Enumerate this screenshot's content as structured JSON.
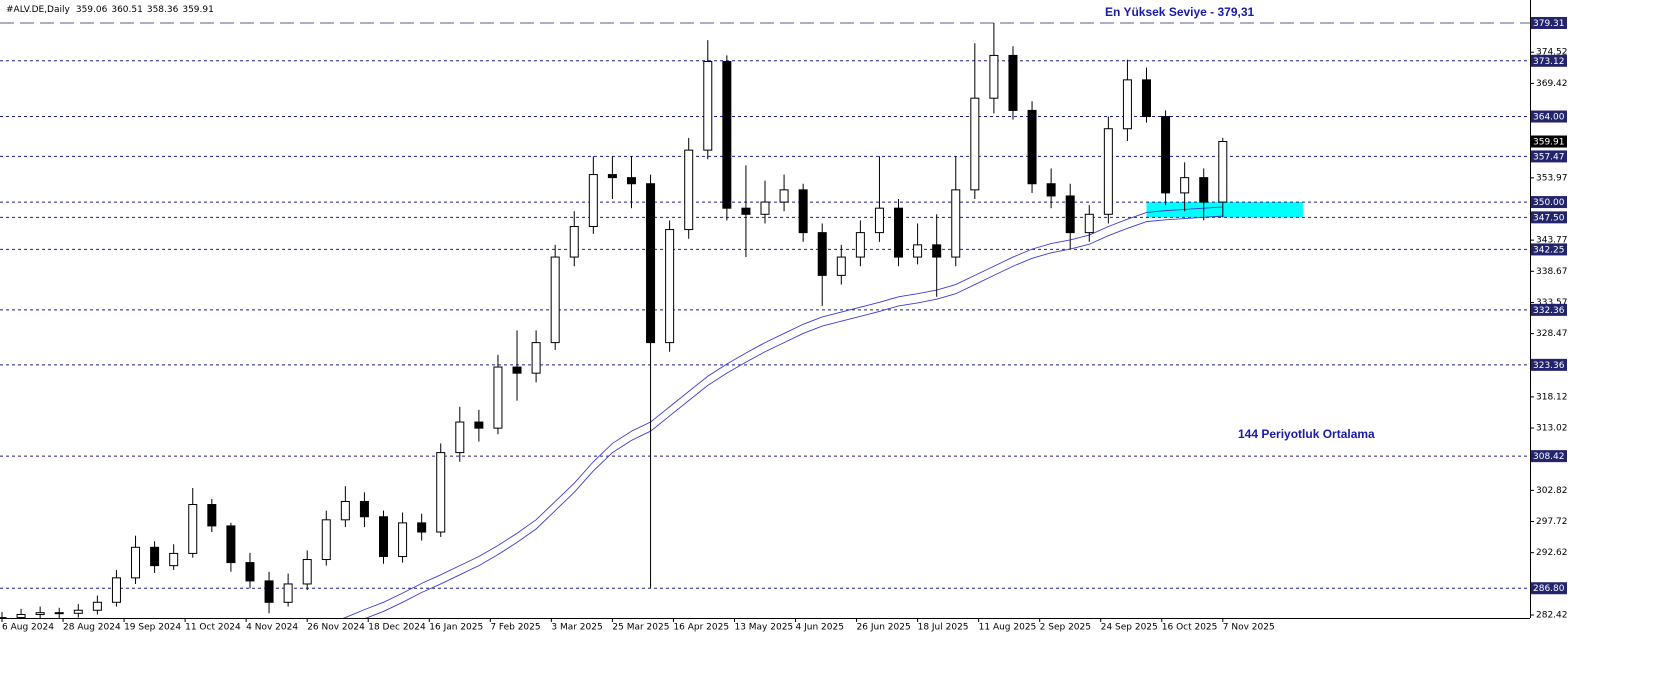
{
  "chart_data": {
    "type": "candlestick",
    "symbol": "#ALV.DE,Daily",
    "last_ohlc": [
      359.06,
      360.51,
      358.36,
      359.91
    ],
    "current_price": 359.91,
    "annotations": [
      "En Yüksek Seviye - 379,31",
      "144 Periyotluk Ortalama"
    ],
    "xlim": [
      0,
      400
    ],
    "ylim": [
      281.93,
      383.07
    ],
    "xticks": [
      {
        "value": 0,
        "label": "6 Aug 2024"
      },
      {
        "value": 16,
        "label": "28 Aug 2024"
      },
      {
        "value": 32,
        "label": "19 Sep 2024"
      },
      {
        "value": 48,
        "label": "11 Oct 2024"
      },
      {
        "value": 64,
        "label": "4 Nov 2024"
      },
      {
        "value": 80,
        "label": "26 Nov 2024"
      },
      {
        "value": 96,
        "label": "18 Dec 2024"
      },
      {
        "value": 112,
        "label": "16 Jan 2025"
      },
      {
        "value": 128,
        "label": "7 Feb 2025"
      },
      {
        "value": 144,
        "label": "3 Mar 2025"
      },
      {
        "value": 160,
        "label": "25 Mar 2025"
      },
      {
        "value": 176,
        "label": "16 Apr 2025"
      },
      {
        "value": 192,
        "label": "13 May 2025"
      },
      {
        "value": 208,
        "label": "4 Jun 2025"
      },
      {
        "value": 224,
        "label": "26 Jun 2025"
      },
      {
        "value": 240,
        "label": "18 Jul 2025"
      },
      {
        "value": 256,
        "label": "11 Aug 2025"
      },
      {
        "value": 272,
        "label": "2 Sep 2025"
      },
      {
        "value": 288,
        "label": "24 Sep 2025"
      },
      {
        "value": 304,
        "label": "16 Oct 2025"
      },
      {
        "value": 320,
        "label": "7 Nov 2025"
      }
    ],
    "yticks": [
      374.52,
      369.42,
      353.97,
      343.77,
      338.67,
      333.57,
      328.47,
      318.12,
      313.02,
      302.82,
      297.72,
      292.62,
      282.42
    ],
    "high_line": 379.31,
    "levels": [
      373.12,
      {
        "value": 364,
        "label": "364.00"
      },
      357.47,
      {
        "value": 350,
        "label": "350.00"
      },
      {
        "value": 347.5,
        "label": "347.50"
      },
      342.25,
      332.36,
      323.36,
      308.42,
      {
        "value": 286.8,
        "label": "286.80"
      }
    ],
    "zone": {
      "xlim": [
        300,
        341
      ],
      "ylim": [
        347.5,
        350
      ],
      "color": "#00ffff"
    },
    "x": [
      0,
      5,
      10,
      15,
      20,
      25,
      30,
      35,
      40,
      45,
      50,
      55,
      60,
      65,
      70,
      75,
      80,
      85,
      90,
      95,
      100,
      105,
      110,
      115,
      120,
      125,
      130,
      135,
      140,
      145,
      150,
      155,
      160,
      165,
      170,
      175,
      180,
      185,
      190,
      195,
      200,
      205,
      210,
      215,
      220,
      225,
      230,
      235,
      240,
      245,
      250,
      255,
      260,
      265,
      270,
      275,
      280,
      285,
      290,
      295,
      300,
      305,
      310,
      315,
      320
    ],
    "open": [
      281.6,
      282.0,
      282.5,
      282.8,
      282.7,
      283.2,
      284.5,
      288.5,
      293.5,
      290.5,
      292.5,
      300.5,
      297,
      291,
      288,
      284.5,
      287.5,
      291.5,
      298,
      301,
      298.5,
      292,
      297.5,
      296,
      309,
      314,
      313,
      323,
      322,
      327,
      341,
      346,
      354.5,
      354,
      353,
      327,
      345.5,
      358.5,
      373,
      349,
      348,
      350,
      352,
      345,
      338,
      341,
      345,
      349,
      341,
      343,
      341,
      352,
      367,
      374,
      365,
      353,
      351,
      345,
      348,
      362,
      370,
      364,
      351.5,
      354,
      350
    ],
    "high": [
      282.9,
      283.4,
      283.8,
      283.6,
      284.2,
      285.6,
      289.8,
      295.4,
      294.5,
      294,
      303.2,
      301.4,
      297.5,
      292.6,
      289.5,
      289.2,
      293,
      299.5,
      303.5,
      302.5,
      299.5,
      299.2,
      299,
      310.5,
      316.5,
      316,
      325,
      329,
      329,
      343,
      348.5,
      357.5,
      357.5,
      357.5,
      354.5,
      347,
      360.5,
      376.5,
      374,
      356,
      353.5,
      354.5,
      353,
      346.5,
      343,
      347,
      357.5,
      350.5,
      346.5,
      348,
      357.5,
      376,
      379.31,
      375.5,
      366.5,
      355.5,
      353,
      349.5,
      364,
      373.3,
      372,
      365,
      356.5,
      355.5,
      360.51
    ],
    "low": [
      280.8,
      281.3,
      281.6,
      281.7,
      282,
      282.5,
      283.8,
      287.5,
      289.3,
      289.8,
      291.8,
      296,
      289.5,
      286.8,
      282.7,
      283.8,
      286.5,
      290.5,
      296.8,
      296.8,
      290.8,
      291,
      294.6,
      295.2,
      307.5,
      310.8,
      312,
      317.5,
      320.5,
      325.8,
      339.5,
      344.8,
      350.5,
      349,
      286.8,
      325.5,
      344,
      357,
      347,
      341,
      346.5,
      348.5,
      343.5,
      333,
      336.5,
      339.5,
      343.5,
      339.5,
      339.8,
      334.5,
      339.5,
      350.5,
      364.5,
      363.5,
      351.5,
      349,
      342.3,
      343.5,
      346.5,
      360,
      363,
      349.5,
      348.5,
      347,
      347.5
    ],
    "close": [
      282.0,
      282.5,
      282.8,
      282.7,
      283.2,
      284.5,
      288.5,
      293.5,
      290.5,
      292.5,
      300.5,
      297,
      291,
      288,
      284.5,
      287.5,
      291.5,
      298,
      301,
      298.5,
      292,
      297.5,
      296,
      309,
      314,
      313,
      323,
      322,
      327,
      341,
      346,
      354.5,
      354,
      353,
      327,
      345.5,
      358.5,
      373,
      349,
      348,
      350,
      352,
      345,
      338,
      341,
      345,
      349,
      341,
      343,
      341,
      352,
      367,
      374,
      365,
      353,
      351,
      345,
      348,
      362,
      370,
      364,
      351.5,
      354,
      350,
      359.91
    ],
    "overlays": [
      {
        "color": "#3c3cd2",
        "values": [
          null,
          null,
          null,
          null,
          null,
          null,
          null,
          null,
          null,
          null,
          null,
          null,
          null,
          null,
          null,
          null,
          null,
          280.8,
          282,
          283.3,
          284.5,
          286,
          287.6,
          289,
          290.5,
          292,
          293.8,
          295.8,
          298,
          301,
          304,
          307.5,
          310.5,
          312.5,
          314,
          316.5,
          319,
          321.5,
          323.5,
          325.3,
          327,
          328.5,
          330,
          331.2,
          332,
          332.8,
          333.6,
          334.5,
          335,
          335.6,
          336.5,
          338,
          339.5,
          341,
          342.3,
          343.2,
          343.8,
          344.6,
          346,
          347.2,
          348.3,
          348.6,
          348.8,
          349,
          349.2
        ]
      },
      {
        "color": "#3c3cd2",
        "values": [
          null,
          null,
          null,
          null,
          null,
          null,
          null,
          null,
          null,
          null,
          null,
          null,
          null,
          null,
          null,
          null,
          null,
          279.3,
          280.5,
          281.8,
          283,
          284.5,
          286.1,
          287.5,
          289,
          290.5,
          292.3,
          294.3,
          296.5,
          299.5,
          302.5,
          306,
          309,
          311,
          312.5,
          315,
          317.5,
          320,
          322,
          323.8,
          325.5,
          327,
          328.5,
          329.7,
          330.5,
          331.3,
          332.1,
          333,
          333.5,
          334.1,
          335,
          336.5,
          338,
          339.5,
          340.8,
          341.7,
          342.3,
          343.1,
          344.5,
          345.7,
          346.8,
          347.1,
          347.3,
          347.5,
          347.7
        ]
      }
    ]
  }
}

========

YOUR INSTRUCTIONS – Can you retype every record above exactly, leaving out the pictures?

RESULT –
Enumerate this screenshot's content as structured JSON.
{
  "chart_data": {
    "type": "candlestick",
    "symbol": "#ALV.DE,Daily",
    "last_ohlc": [
      359.06,
      360.51,
      358.36,
      359.91
    ],
    "current_price": 359.91,
    "annotations": [
      "En Yüksek Seviye - 379,31",
      "144 Periyotluk Ortalama"
    ],
    "xlim": [
      0,
      400
    ],
    "ylim": [
      281.93,
      383.07
    ],
    "xticks": [
      {
        "value": 0,
        "label": "6 Aug 2024"
      },
      {
        "value": 16,
        "label": "28 Aug 2024"
      },
      {
        "value": 32,
        "label": "19 Sep 2024"
      },
      {
        "value": 48,
        "label": "11 Oct 2024"
      },
      {
        "value": 64,
        "label": "4 Nov 2024"
      },
      {
        "value": 80,
        "label": "26 Nov 2024"
      },
      {
        "value": 96,
        "label": "18 Dec 2024"
      },
      {
        "value": 112,
        "label": "16 Jan 2025"
      },
      {
        "value": 128,
        "label": "7 Feb 2025"
      },
      {
        "value": 144,
        "label": "3 Mar 2025"
      },
      {
        "value": 160,
        "label": "25 Mar 2025"
      },
      {
        "value": 176,
        "label": "16 Apr 2025"
      },
      {
        "value": 192,
        "label": "13 May 2025"
      },
      {
        "value": 208,
        "label": "4 Jun 2025"
      },
      {
        "value": 224,
        "label": "26 Jun 2025"
      },
      {
        "value": 240,
        "label": "18 Jul 2025"
      },
      {
        "value": 256,
        "label": "11 Aug 2025"
      },
      {
        "value": 272,
        "label": "2 Sep 2025"
      },
      {
        "value": 288,
        "label": "24 Sep 2025"
      },
      {
        "value": 304,
        "label": "16 Oct 2025"
      },
      {
        "value": 320,
        "label": "7 Nov 2025"
      }
    ],
    "yticks": [
      374.52,
      369.42,
      353.97,
      343.77,
      338.67,
      333.57,
      328.47,
      318.12,
      313.02,
      302.82,
      297.72,
      292.62,
      282.42
    ],
    "high_line": 379.31,
    "levels": [
      373.12,
      {
        "value": 364,
        "label": "364.00"
      },
      357.47,
      {
        "value": 350,
        "label": "350.00"
      },
      {
        "value": 347.5,
        "label": "347.50"
      },
      342.25,
      332.36,
      323.36,
      308.42,
      {
        "value": 286.8,
        "label": "286.80"
      }
    ],
    "zone": {
      "xlim": [
        300,
        341
      ],
      "ylim": [
        347.5,
        350
      ],
      "color": "#00ffff"
    },
    "x": [
      0,
      5,
      10,
      15,
      20,
      25,
      30,
      35,
      40,
      45,
      50,
      55,
      60,
      65,
      70,
      75,
      80,
      85,
      90,
      95,
      100,
      105,
      110,
      115,
      120,
      125,
      130,
      135,
      140,
      145,
      150,
      155,
      160,
      165,
      170,
      175,
      180,
      185,
      190,
      195,
      200,
      205,
      210,
      215,
      220,
      225,
      230,
      235,
      240,
      245,
      250,
      255,
      260,
      265,
      270,
      275,
      280,
      285,
      290,
      295,
      300,
      305,
      310,
      315,
      320
    ],
    "open": [
      281.6,
      282.0,
      282.5,
      282.8,
      282.7,
      283.2,
      284.5,
      288.5,
      293.5,
      290.5,
      292.5,
      300.5,
      297,
      291,
      288,
      284.5,
      287.5,
      291.5,
      298,
      301,
      298.5,
      292,
      297.5,
      296,
      309,
      314,
      313,
      323,
      322,
      327,
      341,
      346,
      354.5,
      354,
      353,
      327,
      345.5,
      358.5,
      373,
      349,
      348,
      350,
      352,
      345,
      338,
      341,
      345,
      349,
      341,
      343,
      341,
      352,
      367,
      374,
      365,
      353,
      351,
      345,
      348,
      362,
      370,
      364,
      351.5,
      354,
      350
    ],
    "high": [
      282.9,
      283.4,
      283.8,
      283.6,
      284.2,
      285.6,
      289.8,
      295.4,
      294.5,
      294,
      303.2,
      301.4,
      297.5,
      292.6,
      289.5,
      289.2,
      293,
      299.5,
      303.5,
      302.5,
      299.5,
      299.2,
      299,
      310.5,
      316.5,
      316,
      325,
      329,
      329,
      343,
      348.5,
      357.5,
      357.5,
      357.5,
      354.5,
      347,
      360.5,
      376.5,
      374,
      356,
      353.5,
      354.5,
      353,
      346.5,
      343,
      347,
      357.5,
      350.5,
      346.5,
      348,
      357.5,
      376,
      379.31,
      375.5,
      366.5,
      355.5,
      353,
      349.5,
      364,
      373.3,
      372,
      365,
      356.5,
      355.5,
      360.51
    ],
    "low": [
      280.8,
      281.3,
      281.6,
      281.7,
      282,
      282.5,
      283.8,
      287.5,
      289.3,
      289.8,
      291.8,
      296,
      289.5,
      286.8,
      282.7,
      283.8,
      286.5,
      290.5,
      296.8,
      296.8,
      290.8,
      291,
      294.6,
      295.2,
      307.5,
      310.8,
      312,
      317.5,
      320.5,
      325.8,
      339.5,
      344.8,
      350.5,
      349,
      286.8,
      325.5,
      344,
      357,
      347,
      341,
      346.5,
      348.5,
      343.5,
      333,
      336.5,
      339.5,
      343.5,
      339.5,
      339.8,
      334.5,
      339.5,
      350.5,
      364.5,
      363.5,
      351.5,
      349,
      342.3,
      343.5,
      346.5,
      360,
      363,
      349.5,
      348.5,
      347,
      347.5
    ],
    "close": [
      282.0,
      282.5,
      282.8,
      282.7,
      283.2,
      284.5,
      288.5,
      293.5,
      290.5,
      292.5,
      300.5,
      297,
      291,
      288,
      284.5,
      287.5,
      291.5,
      298,
      301,
      298.5,
      292,
      297.5,
      296,
      309,
      314,
      313,
      323,
      322,
      327,
      341,
      346,
      354.5,
      354,
      353,
      327,
      345.5,
      358.5,
      373,
      349,
      348,
      350,
      352,
      345,
      338,
      341,
      345,
      349,
      341,
      343,
      341,
      352,
      367,
      374,
      365,
      353,
      351,
      345,
      348,
      362,
      370,
      364,
      351.5,
      354,
      350,
      359.91
    ],
    "overlays": [
      {
        "color": "#3c3cd2",
        "values": [
          null,
          null,
          null,
          null,
          null,
          null,
          null,
          null,
          null,
          null,
          null,
          null,
          null,
          null,
          null,
          null,
          null,
          280.8,
          282,
          283.3,
          284.5,
          286,
          287.6,
          289,
          290.5,
          292,
          293.8,
          295.8,
          298,
          301,
          304,
          307.5,
          310.5,
          312.5,
          314,
          316.5,
          319,
          321.5,
          323.5,
          325.3,
          327,
          328.5,
          330,
          331.2,
          332,
          332.8,
          333.6,
          334.5,
          335,
          335.6,
          336.5,
          338,
          339.5,
          341,
          342.3,
          343.2,
          343.8,
          344.6,
          346,
          347.2,
          348.3,
          348.6,
          348.8,
          349,
          349.2
        ]
      },
      {
        "color": "#3c3cd2",
        "values": [
          null,
          null,
          null,
          null,
          null,
          null,
          null,
          null,
          null,
          null,
          null,
          null,
          null,
          null,
          null,
          null,
          null,
          279.3,
          280.5,
          281.8,
          283,
          284.5,
          286.1,
          287.5,
          289,
          290.5,
          292.3,
          294.3,
          296.5,
          299.5,
          302.5,
          306,
          309,
          311,
          312.5,
          315,
          317.5,
          320,
          322,
          323.8,
          325.5,
          327,
          328.5,
          329.7,
          330.5,
          331.3,
          332.1,
          333,
          333.5,
          334.1,
          335,
          336.5,
          338,
          339.5,
          340.8,
          341.7,
          342.3,
          343.1,
          344.5,
          345.7,
          346.8,
          347.1,
          347.3,
          347.5,
          347.7
        ]
      }
    ]
  }
}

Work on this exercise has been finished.